# EXERCISE REQUIREMENTS
Pick out every line in the data below that holds "this".

==== SUPPLIED MATERIAL ====

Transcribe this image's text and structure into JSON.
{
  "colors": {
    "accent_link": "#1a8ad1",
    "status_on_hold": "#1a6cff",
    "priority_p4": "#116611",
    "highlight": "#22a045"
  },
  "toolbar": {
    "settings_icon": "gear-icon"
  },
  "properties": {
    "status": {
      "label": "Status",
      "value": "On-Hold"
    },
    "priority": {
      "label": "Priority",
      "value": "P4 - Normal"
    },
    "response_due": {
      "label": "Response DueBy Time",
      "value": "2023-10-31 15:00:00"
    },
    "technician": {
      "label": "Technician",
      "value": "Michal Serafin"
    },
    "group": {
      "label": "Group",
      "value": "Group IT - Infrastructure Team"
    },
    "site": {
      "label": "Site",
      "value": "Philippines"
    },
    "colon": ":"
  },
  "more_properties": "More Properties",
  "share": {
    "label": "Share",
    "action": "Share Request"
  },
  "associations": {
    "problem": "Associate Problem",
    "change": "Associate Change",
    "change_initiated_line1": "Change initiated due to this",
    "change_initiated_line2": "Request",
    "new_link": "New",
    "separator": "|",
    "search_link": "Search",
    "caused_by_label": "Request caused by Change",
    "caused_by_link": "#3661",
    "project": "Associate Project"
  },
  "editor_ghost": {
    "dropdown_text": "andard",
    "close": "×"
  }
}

====
==== SUPPLIED MATERIAL ====

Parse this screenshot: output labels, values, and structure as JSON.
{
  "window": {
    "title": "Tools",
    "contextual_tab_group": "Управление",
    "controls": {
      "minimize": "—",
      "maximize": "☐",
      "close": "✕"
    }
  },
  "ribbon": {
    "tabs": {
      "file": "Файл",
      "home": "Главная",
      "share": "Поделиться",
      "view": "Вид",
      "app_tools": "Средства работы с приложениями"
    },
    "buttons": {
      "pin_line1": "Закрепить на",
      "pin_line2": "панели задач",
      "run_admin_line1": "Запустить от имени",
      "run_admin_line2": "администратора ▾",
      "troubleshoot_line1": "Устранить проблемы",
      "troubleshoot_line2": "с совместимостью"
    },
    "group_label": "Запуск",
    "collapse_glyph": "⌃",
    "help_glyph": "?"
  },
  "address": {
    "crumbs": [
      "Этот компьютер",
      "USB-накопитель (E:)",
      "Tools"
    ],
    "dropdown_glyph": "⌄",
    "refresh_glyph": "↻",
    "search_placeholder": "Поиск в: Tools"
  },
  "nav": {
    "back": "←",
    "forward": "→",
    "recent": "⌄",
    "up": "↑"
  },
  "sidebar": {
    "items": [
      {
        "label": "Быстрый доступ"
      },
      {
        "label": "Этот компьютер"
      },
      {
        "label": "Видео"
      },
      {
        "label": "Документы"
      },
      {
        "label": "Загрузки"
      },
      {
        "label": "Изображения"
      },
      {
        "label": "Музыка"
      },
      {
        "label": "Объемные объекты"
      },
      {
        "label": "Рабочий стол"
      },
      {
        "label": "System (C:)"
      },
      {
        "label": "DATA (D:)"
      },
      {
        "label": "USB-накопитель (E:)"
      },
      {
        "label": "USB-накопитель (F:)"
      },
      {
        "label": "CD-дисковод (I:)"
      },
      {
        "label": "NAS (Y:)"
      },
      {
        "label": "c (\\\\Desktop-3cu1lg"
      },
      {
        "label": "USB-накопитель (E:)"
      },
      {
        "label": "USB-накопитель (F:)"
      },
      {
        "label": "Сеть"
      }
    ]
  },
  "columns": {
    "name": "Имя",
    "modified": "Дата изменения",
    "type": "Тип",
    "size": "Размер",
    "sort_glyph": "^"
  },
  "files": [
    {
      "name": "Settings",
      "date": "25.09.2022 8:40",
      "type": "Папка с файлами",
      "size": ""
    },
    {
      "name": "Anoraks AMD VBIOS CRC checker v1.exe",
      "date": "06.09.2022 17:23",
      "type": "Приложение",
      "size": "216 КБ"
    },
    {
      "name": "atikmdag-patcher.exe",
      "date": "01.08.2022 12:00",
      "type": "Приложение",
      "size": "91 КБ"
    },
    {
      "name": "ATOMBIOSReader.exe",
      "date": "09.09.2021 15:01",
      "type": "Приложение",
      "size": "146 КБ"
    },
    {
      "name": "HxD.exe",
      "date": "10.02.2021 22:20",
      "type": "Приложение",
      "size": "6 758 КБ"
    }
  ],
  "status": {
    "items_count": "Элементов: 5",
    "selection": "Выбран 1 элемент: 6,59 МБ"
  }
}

====

# FINAL RESULT
Transcribe this image's text and structure into JSON.
    "change_initiated_line1": "Change initiated due to this",
Parse this screenshot: output labels, values, and structure as JSON.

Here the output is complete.